▶ _Task directions_
Transcribe each line exactly.
=-=-=-=-=
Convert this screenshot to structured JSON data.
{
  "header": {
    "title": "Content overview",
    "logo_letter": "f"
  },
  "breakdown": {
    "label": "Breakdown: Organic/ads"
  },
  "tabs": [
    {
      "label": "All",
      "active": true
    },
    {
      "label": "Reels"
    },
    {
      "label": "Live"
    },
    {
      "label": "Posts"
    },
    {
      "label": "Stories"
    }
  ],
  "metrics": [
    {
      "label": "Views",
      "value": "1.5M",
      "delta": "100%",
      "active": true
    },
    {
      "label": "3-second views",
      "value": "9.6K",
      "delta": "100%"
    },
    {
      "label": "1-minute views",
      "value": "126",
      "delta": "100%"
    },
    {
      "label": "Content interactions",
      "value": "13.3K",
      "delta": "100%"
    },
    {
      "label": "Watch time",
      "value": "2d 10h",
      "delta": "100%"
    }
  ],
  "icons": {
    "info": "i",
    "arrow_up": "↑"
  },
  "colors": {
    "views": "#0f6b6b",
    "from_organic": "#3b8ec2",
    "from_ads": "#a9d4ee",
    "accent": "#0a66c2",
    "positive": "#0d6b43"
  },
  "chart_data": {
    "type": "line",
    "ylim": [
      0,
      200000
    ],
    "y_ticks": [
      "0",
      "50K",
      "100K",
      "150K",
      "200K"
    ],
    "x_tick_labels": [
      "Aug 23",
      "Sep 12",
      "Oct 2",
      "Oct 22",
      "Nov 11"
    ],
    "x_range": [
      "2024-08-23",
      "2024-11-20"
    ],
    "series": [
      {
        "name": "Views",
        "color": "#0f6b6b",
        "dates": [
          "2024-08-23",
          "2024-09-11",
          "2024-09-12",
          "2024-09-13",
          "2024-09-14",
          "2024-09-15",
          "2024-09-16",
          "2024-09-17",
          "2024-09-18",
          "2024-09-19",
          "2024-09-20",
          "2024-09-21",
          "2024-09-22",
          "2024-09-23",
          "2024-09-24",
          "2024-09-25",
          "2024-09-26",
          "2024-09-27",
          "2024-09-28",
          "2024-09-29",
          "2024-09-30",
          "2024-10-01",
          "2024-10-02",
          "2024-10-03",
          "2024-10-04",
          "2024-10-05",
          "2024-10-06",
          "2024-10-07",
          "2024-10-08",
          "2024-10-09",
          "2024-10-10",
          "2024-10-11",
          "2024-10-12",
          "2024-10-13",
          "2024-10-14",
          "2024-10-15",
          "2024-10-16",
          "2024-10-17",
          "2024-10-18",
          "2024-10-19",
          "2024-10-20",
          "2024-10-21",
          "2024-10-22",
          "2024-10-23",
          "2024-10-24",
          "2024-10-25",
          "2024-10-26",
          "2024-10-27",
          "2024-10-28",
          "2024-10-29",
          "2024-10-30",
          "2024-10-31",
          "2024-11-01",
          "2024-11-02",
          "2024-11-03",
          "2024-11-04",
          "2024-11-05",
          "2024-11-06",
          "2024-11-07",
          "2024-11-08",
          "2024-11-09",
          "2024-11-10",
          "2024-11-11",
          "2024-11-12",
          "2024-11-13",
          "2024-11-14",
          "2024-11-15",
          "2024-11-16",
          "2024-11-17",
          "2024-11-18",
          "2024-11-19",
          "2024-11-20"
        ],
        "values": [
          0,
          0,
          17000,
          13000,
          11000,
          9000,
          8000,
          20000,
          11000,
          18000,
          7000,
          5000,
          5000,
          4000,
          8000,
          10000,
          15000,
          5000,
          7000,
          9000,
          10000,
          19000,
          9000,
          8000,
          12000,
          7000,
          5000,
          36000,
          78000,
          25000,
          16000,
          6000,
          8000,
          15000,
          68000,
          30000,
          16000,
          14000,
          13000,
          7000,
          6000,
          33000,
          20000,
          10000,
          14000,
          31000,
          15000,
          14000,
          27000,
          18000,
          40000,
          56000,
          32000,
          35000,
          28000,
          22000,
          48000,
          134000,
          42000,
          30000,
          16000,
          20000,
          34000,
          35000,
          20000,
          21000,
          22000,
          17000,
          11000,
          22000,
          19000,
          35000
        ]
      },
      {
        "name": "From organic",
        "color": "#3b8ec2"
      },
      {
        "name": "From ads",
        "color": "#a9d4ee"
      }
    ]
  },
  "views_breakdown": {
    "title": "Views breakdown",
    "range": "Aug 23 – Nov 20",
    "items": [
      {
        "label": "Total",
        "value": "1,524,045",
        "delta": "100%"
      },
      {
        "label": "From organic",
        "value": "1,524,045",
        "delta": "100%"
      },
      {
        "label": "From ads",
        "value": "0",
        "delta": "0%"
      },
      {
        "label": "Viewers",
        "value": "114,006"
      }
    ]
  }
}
=-=-=-=-=
▶ _Result of this exercise_
Convert this screenshot to structured JSON data.
{
  "header": {
    "title": "Content overview",
    "logo_letter": "f"
  },
  "breakdown": {
    "label": "Breakdown: Organic/ads"
  },
  "tabs": [
    {
      "label": "All",
      "active": true
    },
    {
      "label": "Reels"
    },
    {
      "label": "Live"
    },
    {
      "label": "Posts"
    },
    {
      "label": "Stories"
    }
  ],
  "metrics": [
    {
      "label": "Views",
      "value": "1.5M",
      "delta": "100%",
      "active": true
    },
    {
      "label": "3-second views",
      "value": "9.6K",
      "delta": "100%"
    },
    {
      "label": "1-minute views",
      "value": "126",
      "delta": "100%"
    },
    {
      "label": "Content interactions",
      "value": "13.3K",
      "delta": "100%"
    },
    {
      "label": "Watch time",
      "value": "2d 10h",
      "delta": "100%"
    }
  ],
  "icons": {
    "info": "i",
    "arrow_up": "↑"
  },
  "colors": {
    "views": "#0f6b6b",
    "from_organic": "#3b8ec2",
    "from_ads": "#a9d4ee",
    "accent": "#0a66c2",
    "positive": "#0d6b43"
  },
  "chart_data": {
    "type": "line",
    "ylim": [
      0,
      200000
    ],
    "y_ticks": [
      "0",
      "50K",
      "100K",
      "150K",
      "200K"
    ],
    "x_tick_labels": [
      "Aug 23",
      "Sep 12",
      "Oct 2",
      "Oct 22",
      "Nov 11"
    ],
    "x_range": [
      "2024-08-23",
      "2024-11-20"
    ],
    "series": [
      {
        "name": "Views",
        "color": "#0f6b6b",
        "dates": [
          "2024-08-23",
          "2024-09-11",
          "2024-09-12",
          "2024-09-13",
          "2024-09-14",
          "2024-09-15",
          "2024-09-16",
          "2024-09-17",
          "2024-09-18",
          "2024-09-19",
          "2024-09-20",
          "2024-09-21",
          "2024-09-22",
          "2024-09-23",
          "2024-09-24",
          "2024-09-25",
          "2024-09-26",
          "2024-09-27",
          "2024-09-28",
          "2024-09-29",
          "2024-09-30",
          "2024-10-01",
          "2024-10-02",
          "2024-10-03",
          "2024-10-04",
          "2024-10-05",
          "2024-10-06",
          "2024-10-07",
          "2024-10-08",
          "2024-10-09",
          "2024-10-10",
          "2024-10-11",
          "2024-10-12",
          "2024-10-13",
          "2024-10-14",
          "2024-10-15",
          "2024-10-16",
          "2024-10-17",
          "2024-10-18",
          "2024-10-19",
          "2024-10-20",
          "2024-10-21",
          "2024-10-22",
          "2024-10-23",
          "2024-10-24",
          "2024-10-25",
          "2024-10-26",
          "2024-10-27",
          "2024-10-28",
          "2024-10-29",
          "2024-10-30",
          "2024-10-31",
          "2024-11-01",
          "2024-11-02",
          "2024-11-03",
          "2024-11-04",
          "2024-11-05",
          "2024-11-06",
          "2024-11-07",
          "2024-11-08",
          "2024-11-09",
          "2024-11-10",
          "2024-11-11",
          "2024-11-12",
          "2024-11-13",
          "2024-11-14",
          "2024-11-15",
          "2024-11-16",
          "2024-11-17",
          "2024-11-18",
          "2024-11-19",
          "2024-11-20"
        ],
        "values": [
          0,
          0,
          17000,
          13000,
          11000,
          9000,
          8000,
          20000,
          11000,
          18000,
          7000,
          5000,
          5000,
          4000,
          8000,
          10000,
          15000,
          5000,
          7000,
          9000,
          10000,
          19000,
          9000,
          8000,
          12000,
          7000,
          5000,
          36000,
          78000,
          25000,
          16000,
          6000,
          8000,
          15000,
          68000,
          30000,
          16000,
          14000,
          13000,
          7000,
          6000,
          33000,
          20000,
          10000,
          14000,
          31000,
          15000,
          14000,
          27000,
          18000,
          40000,
          56000,
          32000,
          35000,
          28000,
          22000,
          48000,
          134000,
          42000,
          30000,
          16000,
          20000,
          34000,
          35000,
          20000,
          21000,
          22000,
          17000,
          11000,
          22000,
          19000,
          35000
        ]
      },
      {
        "name": "From organic",
        "color": "#3b8ec2"
      },
      {
        "name": "From ads",
        "color": "#a9d4ee"
      }
    ]
  },
  "views_breakdown": {
    "title": "Views breakdown",
    "range": "Aug 23 – Nov 20",
    "items": [
      {
        "label": "Total",
        "value": "1,524,045",
        "delta": "100%"
      },
      {
        "label": "From organic",
        "value": "1,524,045",
        "delta": "100%"
      },
      {
        "label": "From ads",
        "value": "0",
        "delta": "0%"
      },
      {
        "label": "Viewers",
        "value": "114,006"
      }
    ]
  }
}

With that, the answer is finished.